▶ AIM: Each line that holds the word "object" counts once; report the total and nothing else.

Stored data
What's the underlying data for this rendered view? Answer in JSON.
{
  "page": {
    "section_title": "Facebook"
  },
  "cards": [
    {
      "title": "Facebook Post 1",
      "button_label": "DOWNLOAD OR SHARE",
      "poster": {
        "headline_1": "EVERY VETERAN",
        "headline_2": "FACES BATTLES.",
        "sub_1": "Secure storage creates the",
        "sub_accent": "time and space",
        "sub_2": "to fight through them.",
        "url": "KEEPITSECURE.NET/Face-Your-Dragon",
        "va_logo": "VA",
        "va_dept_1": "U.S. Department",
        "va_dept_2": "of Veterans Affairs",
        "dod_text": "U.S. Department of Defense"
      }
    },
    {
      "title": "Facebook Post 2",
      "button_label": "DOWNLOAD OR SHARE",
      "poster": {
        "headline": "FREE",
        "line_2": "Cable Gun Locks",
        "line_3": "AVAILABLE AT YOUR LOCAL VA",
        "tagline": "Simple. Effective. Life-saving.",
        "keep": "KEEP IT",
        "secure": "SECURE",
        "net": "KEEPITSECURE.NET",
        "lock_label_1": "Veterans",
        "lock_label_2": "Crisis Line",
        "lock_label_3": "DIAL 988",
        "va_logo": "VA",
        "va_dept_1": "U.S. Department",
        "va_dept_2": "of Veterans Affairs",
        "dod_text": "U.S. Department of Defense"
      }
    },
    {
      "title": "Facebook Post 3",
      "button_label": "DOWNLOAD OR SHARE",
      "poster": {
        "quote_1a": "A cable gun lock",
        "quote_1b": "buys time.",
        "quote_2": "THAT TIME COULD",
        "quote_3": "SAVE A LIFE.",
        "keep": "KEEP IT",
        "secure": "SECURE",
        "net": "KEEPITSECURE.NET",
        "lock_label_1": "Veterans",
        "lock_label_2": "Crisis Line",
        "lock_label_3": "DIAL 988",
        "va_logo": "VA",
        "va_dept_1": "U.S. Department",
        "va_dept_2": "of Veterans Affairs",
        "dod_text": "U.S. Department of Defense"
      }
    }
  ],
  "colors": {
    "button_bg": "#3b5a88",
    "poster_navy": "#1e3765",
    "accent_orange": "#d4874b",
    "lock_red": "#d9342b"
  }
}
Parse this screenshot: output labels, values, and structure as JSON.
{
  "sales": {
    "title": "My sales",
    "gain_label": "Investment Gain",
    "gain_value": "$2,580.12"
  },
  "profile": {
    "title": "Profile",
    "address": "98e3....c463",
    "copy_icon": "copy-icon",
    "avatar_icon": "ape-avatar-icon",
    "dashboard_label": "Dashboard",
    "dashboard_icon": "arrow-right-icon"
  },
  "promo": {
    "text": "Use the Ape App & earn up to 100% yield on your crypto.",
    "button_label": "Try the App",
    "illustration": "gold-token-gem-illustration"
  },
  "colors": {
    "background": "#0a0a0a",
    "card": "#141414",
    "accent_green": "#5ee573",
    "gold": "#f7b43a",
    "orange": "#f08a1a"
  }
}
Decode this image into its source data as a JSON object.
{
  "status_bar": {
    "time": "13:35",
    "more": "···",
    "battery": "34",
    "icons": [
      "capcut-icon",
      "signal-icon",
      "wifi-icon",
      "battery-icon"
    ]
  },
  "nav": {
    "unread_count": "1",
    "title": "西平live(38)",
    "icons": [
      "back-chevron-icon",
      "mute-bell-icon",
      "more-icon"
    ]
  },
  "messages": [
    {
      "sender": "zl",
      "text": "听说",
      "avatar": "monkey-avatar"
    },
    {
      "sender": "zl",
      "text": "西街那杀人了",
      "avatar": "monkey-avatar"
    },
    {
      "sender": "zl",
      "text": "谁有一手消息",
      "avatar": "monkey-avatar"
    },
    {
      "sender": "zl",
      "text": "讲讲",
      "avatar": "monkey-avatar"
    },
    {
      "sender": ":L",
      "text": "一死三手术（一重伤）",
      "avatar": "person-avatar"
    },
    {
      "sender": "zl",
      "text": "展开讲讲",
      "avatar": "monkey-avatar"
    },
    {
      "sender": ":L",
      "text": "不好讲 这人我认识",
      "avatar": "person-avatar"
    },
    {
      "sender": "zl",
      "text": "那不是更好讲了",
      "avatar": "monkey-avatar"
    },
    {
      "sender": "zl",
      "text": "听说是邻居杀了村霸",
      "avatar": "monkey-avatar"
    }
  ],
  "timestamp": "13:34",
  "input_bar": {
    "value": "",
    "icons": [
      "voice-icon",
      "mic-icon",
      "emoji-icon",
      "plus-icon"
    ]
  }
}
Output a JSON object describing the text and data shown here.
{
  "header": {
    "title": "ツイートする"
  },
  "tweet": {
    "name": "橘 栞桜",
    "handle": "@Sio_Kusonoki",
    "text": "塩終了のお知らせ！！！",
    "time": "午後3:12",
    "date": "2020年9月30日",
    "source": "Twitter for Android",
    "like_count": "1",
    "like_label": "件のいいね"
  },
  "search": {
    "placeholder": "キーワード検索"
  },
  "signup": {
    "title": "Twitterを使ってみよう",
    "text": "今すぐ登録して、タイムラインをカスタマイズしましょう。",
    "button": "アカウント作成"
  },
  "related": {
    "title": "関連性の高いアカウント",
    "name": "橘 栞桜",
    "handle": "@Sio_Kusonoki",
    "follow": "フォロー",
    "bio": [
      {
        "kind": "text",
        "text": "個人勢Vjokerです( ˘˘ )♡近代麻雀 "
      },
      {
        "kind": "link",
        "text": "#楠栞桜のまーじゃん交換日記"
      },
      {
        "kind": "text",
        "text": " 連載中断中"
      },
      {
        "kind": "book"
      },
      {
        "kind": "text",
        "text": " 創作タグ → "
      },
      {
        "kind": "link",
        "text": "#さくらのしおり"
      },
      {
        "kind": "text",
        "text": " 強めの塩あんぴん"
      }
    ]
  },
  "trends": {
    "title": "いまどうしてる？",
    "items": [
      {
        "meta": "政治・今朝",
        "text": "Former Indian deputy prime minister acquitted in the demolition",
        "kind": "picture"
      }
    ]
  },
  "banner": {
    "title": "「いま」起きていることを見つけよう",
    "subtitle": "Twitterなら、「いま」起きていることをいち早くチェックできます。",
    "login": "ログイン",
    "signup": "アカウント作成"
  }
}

▶ TASK ANSWER: 2